Rows from a figure dataset
..........

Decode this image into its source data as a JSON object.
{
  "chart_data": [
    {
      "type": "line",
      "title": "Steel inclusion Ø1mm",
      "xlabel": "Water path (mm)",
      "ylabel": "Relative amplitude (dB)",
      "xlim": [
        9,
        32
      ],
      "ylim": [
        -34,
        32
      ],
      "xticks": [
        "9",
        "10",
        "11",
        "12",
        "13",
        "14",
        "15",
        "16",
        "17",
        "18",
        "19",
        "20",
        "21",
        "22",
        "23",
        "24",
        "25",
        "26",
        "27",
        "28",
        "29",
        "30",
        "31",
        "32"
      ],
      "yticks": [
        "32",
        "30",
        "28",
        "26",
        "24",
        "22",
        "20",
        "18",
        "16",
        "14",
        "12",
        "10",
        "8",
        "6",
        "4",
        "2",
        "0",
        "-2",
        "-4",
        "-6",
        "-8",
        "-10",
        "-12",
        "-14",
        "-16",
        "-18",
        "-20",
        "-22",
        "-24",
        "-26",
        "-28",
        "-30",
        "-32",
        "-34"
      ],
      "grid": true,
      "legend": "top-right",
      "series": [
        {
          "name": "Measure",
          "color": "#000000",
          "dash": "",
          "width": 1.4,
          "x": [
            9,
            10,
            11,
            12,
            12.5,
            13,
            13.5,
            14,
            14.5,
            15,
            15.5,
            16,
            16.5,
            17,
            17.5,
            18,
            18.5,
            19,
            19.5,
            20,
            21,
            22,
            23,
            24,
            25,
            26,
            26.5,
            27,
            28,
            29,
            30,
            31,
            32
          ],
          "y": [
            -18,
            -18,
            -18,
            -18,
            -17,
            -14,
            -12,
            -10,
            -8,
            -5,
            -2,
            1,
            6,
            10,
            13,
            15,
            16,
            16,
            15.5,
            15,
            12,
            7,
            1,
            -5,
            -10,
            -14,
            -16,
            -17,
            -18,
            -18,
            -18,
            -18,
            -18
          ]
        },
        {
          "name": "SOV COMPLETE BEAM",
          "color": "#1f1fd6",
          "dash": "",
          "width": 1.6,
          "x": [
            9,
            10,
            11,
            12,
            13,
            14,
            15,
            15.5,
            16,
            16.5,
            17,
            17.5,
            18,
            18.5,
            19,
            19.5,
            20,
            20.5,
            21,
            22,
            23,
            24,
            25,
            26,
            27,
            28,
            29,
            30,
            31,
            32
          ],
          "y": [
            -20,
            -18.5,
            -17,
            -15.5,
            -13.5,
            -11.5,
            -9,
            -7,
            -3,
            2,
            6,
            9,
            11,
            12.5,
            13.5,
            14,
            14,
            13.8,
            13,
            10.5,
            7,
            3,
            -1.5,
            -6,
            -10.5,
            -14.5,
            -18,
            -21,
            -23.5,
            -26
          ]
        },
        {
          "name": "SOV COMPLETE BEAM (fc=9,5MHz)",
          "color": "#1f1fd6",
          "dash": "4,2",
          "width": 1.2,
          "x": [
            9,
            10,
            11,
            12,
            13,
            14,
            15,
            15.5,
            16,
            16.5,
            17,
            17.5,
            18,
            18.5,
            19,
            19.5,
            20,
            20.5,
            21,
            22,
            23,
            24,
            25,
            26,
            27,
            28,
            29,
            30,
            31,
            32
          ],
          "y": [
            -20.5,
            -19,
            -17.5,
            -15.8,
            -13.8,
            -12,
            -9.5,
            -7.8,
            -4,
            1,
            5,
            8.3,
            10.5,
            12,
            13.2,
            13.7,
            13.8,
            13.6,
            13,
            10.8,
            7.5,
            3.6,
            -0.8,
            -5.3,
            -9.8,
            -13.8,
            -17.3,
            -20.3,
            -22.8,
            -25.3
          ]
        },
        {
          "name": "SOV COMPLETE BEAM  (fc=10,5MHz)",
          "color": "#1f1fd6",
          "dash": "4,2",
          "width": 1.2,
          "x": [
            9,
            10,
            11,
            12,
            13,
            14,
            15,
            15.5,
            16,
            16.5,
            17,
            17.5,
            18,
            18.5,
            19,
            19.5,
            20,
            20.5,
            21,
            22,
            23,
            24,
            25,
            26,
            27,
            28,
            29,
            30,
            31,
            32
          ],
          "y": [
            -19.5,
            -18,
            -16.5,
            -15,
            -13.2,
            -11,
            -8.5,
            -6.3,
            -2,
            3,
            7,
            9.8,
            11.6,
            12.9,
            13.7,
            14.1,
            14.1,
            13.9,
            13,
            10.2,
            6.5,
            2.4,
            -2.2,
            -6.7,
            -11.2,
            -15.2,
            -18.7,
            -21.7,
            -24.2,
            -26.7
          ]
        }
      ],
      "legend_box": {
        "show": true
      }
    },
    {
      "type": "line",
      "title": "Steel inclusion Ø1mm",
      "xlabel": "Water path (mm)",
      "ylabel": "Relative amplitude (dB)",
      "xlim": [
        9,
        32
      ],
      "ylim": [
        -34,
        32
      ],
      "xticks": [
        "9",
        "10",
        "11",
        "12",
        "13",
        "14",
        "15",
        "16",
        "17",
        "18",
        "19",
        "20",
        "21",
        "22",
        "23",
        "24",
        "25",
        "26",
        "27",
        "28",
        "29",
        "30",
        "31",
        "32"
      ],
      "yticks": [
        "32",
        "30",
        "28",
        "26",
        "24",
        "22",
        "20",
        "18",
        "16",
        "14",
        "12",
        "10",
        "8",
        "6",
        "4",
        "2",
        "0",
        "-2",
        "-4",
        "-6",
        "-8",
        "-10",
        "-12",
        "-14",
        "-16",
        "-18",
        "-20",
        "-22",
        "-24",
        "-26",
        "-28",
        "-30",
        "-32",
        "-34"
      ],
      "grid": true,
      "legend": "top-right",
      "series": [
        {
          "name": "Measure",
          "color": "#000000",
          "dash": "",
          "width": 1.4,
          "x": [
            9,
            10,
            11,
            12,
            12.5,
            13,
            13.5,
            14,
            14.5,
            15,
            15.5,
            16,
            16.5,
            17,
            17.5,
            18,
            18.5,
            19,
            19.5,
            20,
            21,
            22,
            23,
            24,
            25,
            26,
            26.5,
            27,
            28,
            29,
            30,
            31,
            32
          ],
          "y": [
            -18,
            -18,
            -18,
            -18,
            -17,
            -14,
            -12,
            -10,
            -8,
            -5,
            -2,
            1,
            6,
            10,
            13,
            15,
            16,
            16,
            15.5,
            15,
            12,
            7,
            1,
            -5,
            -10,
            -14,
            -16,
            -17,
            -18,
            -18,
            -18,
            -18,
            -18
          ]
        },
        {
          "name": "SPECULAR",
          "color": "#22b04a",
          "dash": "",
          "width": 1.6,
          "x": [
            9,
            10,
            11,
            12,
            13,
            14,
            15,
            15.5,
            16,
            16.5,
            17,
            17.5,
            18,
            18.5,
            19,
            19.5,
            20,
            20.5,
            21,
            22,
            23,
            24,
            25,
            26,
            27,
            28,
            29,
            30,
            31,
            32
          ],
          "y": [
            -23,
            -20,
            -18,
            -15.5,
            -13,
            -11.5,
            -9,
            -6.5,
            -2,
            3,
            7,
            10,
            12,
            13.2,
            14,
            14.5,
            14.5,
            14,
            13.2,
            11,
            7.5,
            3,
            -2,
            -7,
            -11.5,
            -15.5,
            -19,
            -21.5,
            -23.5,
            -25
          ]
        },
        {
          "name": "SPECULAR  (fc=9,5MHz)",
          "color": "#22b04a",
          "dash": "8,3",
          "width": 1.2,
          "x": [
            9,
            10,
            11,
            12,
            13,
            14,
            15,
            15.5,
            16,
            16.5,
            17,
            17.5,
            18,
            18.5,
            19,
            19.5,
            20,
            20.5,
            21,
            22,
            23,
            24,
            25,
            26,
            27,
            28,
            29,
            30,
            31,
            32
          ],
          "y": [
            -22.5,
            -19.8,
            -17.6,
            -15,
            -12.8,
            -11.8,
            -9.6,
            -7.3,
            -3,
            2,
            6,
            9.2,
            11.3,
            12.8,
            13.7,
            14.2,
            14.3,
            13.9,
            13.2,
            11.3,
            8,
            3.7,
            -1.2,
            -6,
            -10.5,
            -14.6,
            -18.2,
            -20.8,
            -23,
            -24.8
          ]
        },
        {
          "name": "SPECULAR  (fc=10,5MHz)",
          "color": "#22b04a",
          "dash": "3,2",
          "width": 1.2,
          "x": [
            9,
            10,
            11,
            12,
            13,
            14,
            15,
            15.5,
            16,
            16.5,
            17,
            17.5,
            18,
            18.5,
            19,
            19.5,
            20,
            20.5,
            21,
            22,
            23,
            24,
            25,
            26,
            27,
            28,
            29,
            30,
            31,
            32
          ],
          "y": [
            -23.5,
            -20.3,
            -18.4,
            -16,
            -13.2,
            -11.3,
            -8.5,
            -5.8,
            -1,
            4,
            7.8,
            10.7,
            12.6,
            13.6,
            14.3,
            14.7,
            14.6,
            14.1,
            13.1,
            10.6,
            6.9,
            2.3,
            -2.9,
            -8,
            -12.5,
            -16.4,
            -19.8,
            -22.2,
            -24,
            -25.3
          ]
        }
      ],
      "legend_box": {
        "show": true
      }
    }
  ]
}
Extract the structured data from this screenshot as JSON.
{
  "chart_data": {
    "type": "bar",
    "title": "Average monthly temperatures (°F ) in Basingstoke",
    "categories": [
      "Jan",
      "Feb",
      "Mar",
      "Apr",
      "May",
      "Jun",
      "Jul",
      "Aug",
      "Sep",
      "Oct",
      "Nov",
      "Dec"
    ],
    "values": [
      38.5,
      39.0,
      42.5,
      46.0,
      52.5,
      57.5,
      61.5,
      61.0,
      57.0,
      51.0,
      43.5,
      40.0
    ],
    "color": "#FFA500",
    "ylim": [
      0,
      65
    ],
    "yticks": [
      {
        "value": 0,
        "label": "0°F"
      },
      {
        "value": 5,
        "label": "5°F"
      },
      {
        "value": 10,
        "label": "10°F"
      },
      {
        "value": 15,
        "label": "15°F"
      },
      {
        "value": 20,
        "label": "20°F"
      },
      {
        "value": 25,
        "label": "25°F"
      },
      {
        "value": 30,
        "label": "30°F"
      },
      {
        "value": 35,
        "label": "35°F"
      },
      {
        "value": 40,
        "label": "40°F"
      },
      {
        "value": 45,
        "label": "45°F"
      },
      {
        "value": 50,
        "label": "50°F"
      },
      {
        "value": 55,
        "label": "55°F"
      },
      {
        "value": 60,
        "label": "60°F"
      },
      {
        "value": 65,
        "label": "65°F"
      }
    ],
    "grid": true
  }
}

..........

- [Do this] Gather each line from the entries above that includes the word "SPECULAR".

- [Answer to this exercise]
          "name": "SPECULAR",
          "name": "SPECULAR  (fc=9,5MHz)",
          "name": "SPECULAR  (fc=10,5MHz)",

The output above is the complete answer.